## PROBLEM A
In the records, copy out every line from the one holding "active-tab-indicator: [204, 145, 244, 148]" through the one holding "tab-d[interactable]: д: [219, 118, 229, 135]", both included.

FIG. 4 is a flowchart which describes an exemplary method of using the reaction adaptor and the tool having the reaction adaptor;

FIGS. 5A-5C are perspective views of alternative embodiments of a third and a fourth connecting means of a first and a second force-transmitting element and a fourth connecting means of a second force-transmitting element of the reaction adaptor including bores and threaded nuts, bores and detents, and polygonal configurations;

FIG. 6 is a display of commercially available reaction fixtures usable with portions of the reaction adaptor;

FIG. 7 is a three-dimensional view of the tool, a first torque power tool attached by an alternative embodiment of the reaction adaptor;

FIG. 8 is a side view of the tool having the reaction adaptor, a first reaction adaptor, attached about the turning force axis and a second reaction adaptor, attached about the piston axis;

FIG. 9 is a three-dimensional view of a first one of pneumatically, electrically, hydraulically and manually driven torque power tool and a second one of pneumatically, electrically, hydraulically and manually driven torque power tool attached by the reaction adaptor of FIG. 7;

FIG. 10 is a three-dimensional view of another exemplary embodiment of a reaction adaptor for the tool and the tool having the reaction adaptor; and

FIG. 10 is a three-dimensional view of another exemplary embodiment of a reaction adaptor for another tool and the tool having the reaction adaptor.

## Records of where elements appear
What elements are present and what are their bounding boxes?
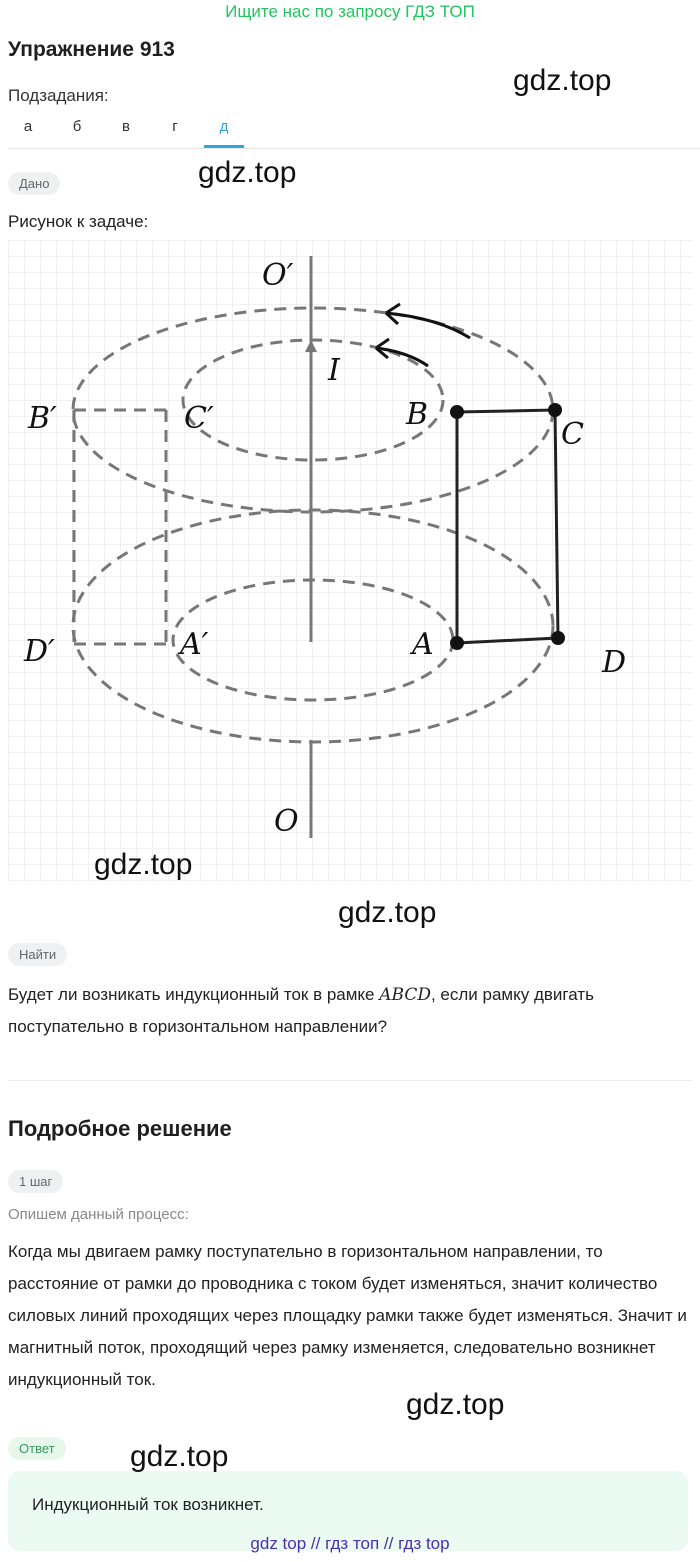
active-tab-indicator: [204, 145, 244, 148]
label-b: B: [406, 397, 429, 432]
step-intro: Опишем данный процесс:: [8, 1206, 189, 1223]
point-c: [548, 403, 562, 417]
label-d-prime: D′: [24, 634, 55, 669]
watermark: gdz.top: [338, 896, 437, 929]
tab-a[interactable]: а: [23, 118, 33, 135]
section-divider: [8, 1080, 692, 1081]
label-a: A: [412, 627, 434, 662]
label-c-prime: C′: [184, 401, 214, 436]
label-i: I: [328, 353, 340, 388]
frame-name-math: ABCD: [379, 985, 431, 1005]
watermark: gdz.top: [513, 64, 612, 97]
label-o: O: [274, 804, 299, 839]
grid-background: [8, 240, 692, 882]
find-question: [8, 979, 688, 1043]
watermark: gdz.top: [130, 1440, 229, 1473]
problem-figure: [8, 240, 692, 882]
tab-b[interactable]: б: [72, 118, 82, 135]
label-d: D: [602, 645, 627, 680]
point-a: [450, 636, 464, 650]
figure-caption: Рисунок к задаче:: [8, 212, 149, 231]
tab-g[interactable]: г: [172, 118, 178, 135]
step-text: Когда мы двигаем рамку поступательно в горизонтальном направлении, то расстояние от рамки до проводника с током будет изменяться, значит количество силовых линий проходящих через площадку рамки также будет изменяться. Значит и магнитный поток, проходящий через рамку изменяется, следовательно возникнет индукционный ток.: [8, 1242, 687, 1389]
tab-d[interactable]: д: [219, 118, 229, 135]
label-o-prime: O′: [262, 258, 294, 293]
subtask-tabs: [8, 114, 700, 149]
exercise-title: Упражнение 913: [8, 38, 175, 61]
point-b: [450, 405, 464, 419]
step-badge: 1 шаг: [8, 1170, 63, 1193]
frame-side-bc: [457, 410, 555, 412]
footer-links[interactable]: gdz top // гдз топ // гдз top: [250, 1534, 450, 1553]
given-badge: Дано: [8, 172, 60, 195]
top-banner[interactable]: Ищите нас по запросу ГДЗ ТОП: [225, 2, 475, 21]
watermark: gdz.top: [198, 156, 297, 189]
answer-badge: Ответ: [8, 1437, 66, 1460]
tab-v[interactable]: в: [122, 118, 130, 135]
find-badge: Найти: [8, 943, 67, 966]
label-b-prime: B′: [28, 401, 57, 436]
label-a-prime: A′: [180, 627, 209, 662]
label-c: C: [561, 417, 584, 452]
point-d: [551, 631, 565, 645]
question-text-start: Будет ли возникать индукционный ток в рамке: [8, 985, 380, 1004]
solution-title: Подробное решение: [8, 1116, 232, 1141]
watermark: gdz.top: [406, 1388, 505, 1421]
answer-text: Индукционный ток возникнет.: [32, 1495, 264, 1514]
subtasks-label: Подзадания:: [8, 86, 109, 105]
question-text-end: , если рамку двигать поступательно в горизонтальном направлении?: [8, 985, 594, 1036]
watermark: gdz.top: [94, 848, 193, 881]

## PROBLEM B
Condense the paragraph of the figure descriptions that begins "FIG. 8 is a side view" into one shorter sentence that keeps its main facts.

## CORRECT OUTPUT A
active-tab-indicator: [204, 145, 244, 148]
label-b: B: [406, 397, 429, 432]
step-intro: Опишем данный процесс:: [8, 1206, 189, 1223]
point-c: [548, 403, 562, 417]
label-d-prime: D′: [24, 634, 55, 669]
watermark: gdz.top: [338, 896, 437, 929]
tab-a[interactable]: а: [23, 118, 33, 135]
section-divider: [8, 1080, 692, 1081]
label-a: A: [412, 627, 434, 662]
label-c-prime: C′: [184, 401, 214, 436]
label-i: I: [328, 353, 340, 388]
frame-name-math: ABCD: [379, 985, 431, 1005]
watermark: gdz.top: [513, 64, 612, 97]
label-o: O: [274, 804, 299, 839]
grid-background: [8, 240, 692, 882]
find-question: [8, 979, 688, 1043]
watermark: gdz.top: [130, 1440, 229, 1473]
problem-figure: [8, 240, 692, 882]
tab-b[interactable]: б: [72, 118, 82, 135]
label-d: D: [602, 645, 627, 680]
point-a: [450, 636, 464, 650]
figure-caption: Рисунок к задаче:: [8, 212, 149, 231]
tab-g[interactable]: г: [172, 118, 178, 135]
step-text: Когда мы двигаем рамку поступательно в горизонтальном направлении, то расстояние от рамки до проводника с током будет изменяться, значит количество силовых линий проходящих через площадку рамки также будет изменяться. Значит и магнитный поток, проходящий через рамку изменяется, следовательно возникнет индукционный ток.: [8, 1242, 687, 1389]
tab-d[interactable]: д: [219, 118, 229, 135]

## CORRECT OUTPUT B
FIG. 8 shows the tool from the side with two reaction adaptors, the first attached about the turning force axis and the second about the piston axis.